• _Task statement_: Transcribe the material word for word, starting at its first line and ending at the line that contains "- cell: -0.286*: [176, 54, 216, 69]". Include both of those lines.
[Begin Entries]
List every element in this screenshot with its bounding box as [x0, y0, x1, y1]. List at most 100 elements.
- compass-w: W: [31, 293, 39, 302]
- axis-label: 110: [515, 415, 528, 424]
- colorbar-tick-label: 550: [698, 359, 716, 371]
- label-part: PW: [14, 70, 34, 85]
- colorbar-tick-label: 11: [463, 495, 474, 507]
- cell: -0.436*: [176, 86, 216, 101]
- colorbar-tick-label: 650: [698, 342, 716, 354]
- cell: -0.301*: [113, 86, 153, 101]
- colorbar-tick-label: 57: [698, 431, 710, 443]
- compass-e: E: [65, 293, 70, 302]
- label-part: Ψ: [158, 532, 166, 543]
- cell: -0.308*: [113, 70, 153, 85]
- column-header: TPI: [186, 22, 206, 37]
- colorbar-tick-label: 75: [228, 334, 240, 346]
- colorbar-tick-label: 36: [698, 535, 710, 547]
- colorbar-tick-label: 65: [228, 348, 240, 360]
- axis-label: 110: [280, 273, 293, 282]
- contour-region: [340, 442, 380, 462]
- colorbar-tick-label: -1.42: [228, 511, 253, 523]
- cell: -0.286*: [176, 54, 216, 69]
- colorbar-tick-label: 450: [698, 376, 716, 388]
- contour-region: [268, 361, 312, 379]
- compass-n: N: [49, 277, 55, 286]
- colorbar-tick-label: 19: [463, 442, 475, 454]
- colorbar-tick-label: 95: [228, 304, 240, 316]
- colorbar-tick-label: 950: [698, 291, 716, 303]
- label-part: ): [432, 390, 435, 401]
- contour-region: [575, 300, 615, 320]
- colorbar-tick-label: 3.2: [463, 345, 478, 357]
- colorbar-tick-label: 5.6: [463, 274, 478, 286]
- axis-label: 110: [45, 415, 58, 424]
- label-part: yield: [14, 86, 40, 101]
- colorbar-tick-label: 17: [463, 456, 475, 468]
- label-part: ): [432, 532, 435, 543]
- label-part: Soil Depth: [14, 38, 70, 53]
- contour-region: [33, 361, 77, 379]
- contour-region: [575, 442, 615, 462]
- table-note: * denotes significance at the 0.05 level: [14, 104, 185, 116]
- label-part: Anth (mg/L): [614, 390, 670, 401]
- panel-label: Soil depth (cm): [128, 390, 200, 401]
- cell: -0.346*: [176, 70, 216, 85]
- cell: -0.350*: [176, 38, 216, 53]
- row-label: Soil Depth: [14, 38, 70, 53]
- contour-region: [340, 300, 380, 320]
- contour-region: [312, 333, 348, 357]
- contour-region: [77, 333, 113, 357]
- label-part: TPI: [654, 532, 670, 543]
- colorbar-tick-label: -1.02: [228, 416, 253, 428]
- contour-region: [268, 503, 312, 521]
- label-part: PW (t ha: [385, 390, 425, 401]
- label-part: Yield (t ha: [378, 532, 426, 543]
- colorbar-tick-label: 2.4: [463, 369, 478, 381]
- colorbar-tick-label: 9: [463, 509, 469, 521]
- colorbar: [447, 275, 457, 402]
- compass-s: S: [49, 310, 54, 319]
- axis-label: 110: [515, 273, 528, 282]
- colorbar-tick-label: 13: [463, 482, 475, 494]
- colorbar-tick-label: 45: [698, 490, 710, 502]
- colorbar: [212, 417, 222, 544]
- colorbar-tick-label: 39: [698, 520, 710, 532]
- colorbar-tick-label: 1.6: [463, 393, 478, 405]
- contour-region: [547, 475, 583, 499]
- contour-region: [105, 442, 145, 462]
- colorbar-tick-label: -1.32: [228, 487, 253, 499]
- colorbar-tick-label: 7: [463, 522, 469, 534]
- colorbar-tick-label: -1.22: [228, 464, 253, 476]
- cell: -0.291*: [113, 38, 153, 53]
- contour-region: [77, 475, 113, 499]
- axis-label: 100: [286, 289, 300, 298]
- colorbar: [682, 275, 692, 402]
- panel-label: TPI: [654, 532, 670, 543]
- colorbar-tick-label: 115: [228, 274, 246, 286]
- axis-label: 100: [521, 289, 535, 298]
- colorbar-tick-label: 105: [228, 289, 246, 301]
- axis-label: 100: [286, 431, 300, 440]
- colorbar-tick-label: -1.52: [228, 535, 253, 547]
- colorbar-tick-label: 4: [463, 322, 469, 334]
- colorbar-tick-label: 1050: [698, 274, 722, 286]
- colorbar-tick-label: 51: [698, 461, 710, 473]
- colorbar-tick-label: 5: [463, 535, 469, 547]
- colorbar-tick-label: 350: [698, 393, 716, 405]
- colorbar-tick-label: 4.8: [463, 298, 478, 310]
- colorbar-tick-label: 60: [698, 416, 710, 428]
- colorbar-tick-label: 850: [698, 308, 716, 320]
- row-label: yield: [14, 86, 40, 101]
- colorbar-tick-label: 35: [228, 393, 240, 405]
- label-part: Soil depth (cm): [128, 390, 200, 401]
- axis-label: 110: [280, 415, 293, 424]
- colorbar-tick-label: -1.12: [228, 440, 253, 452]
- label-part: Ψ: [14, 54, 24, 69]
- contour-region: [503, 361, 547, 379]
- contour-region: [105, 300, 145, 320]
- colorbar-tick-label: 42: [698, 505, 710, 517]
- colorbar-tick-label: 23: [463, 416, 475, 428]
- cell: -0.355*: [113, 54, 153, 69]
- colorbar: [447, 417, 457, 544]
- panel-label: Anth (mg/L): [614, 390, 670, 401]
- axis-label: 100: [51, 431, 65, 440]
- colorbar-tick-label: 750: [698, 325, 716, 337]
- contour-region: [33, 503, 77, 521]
[End Entries]
• _Output below_:
List every element in this screenshot with its bounding box as [x0, y0, x1, y1]. List at most 100 elements.
- compass-w: W: [31, 293, 39, 302]
- axis-label: 110: [515, 415, 528, 424]
- colorbar-tick-label: 550: [698, 359, 716, 371]
- label-part: PW: [14, 70, 34, 85]
- colorbar-tick-label: 11: [463, 495, 474, 507]
- cell: -0.436*: [176, 86, 216, 101]
- colorbar-tick-label: 650: [698, 342, 716, 354]
- cell: -0.301*: [113, 86, 153, 101]
- colorbar-tick-label: 57: [698, 431, 710, 443]
- compass-e: E: [65, 293, 70, 302]
- label-part: Ψ: [158, 532, 166, 543]
- cell: -0.308*: [113, 70, 153, 85]
- column-header: TPI: [186, 22, 206, 37]
- colorbar-tick-label: 75: [228, 334, 240, 346]
- colorbar-tick-label: 36: [698, 535, 710, 547]
- colorbar-tick-label: 65: [228, 348, 240, 360]
- axis-label: 110: [280, 273, 293, 282]
- contour-region: [340, 442, 380, 462]
- colorbar-tick-label: -1.42: [228, 511, 253, 523]
- cell: -0.286*: [176, 54, 216, 69]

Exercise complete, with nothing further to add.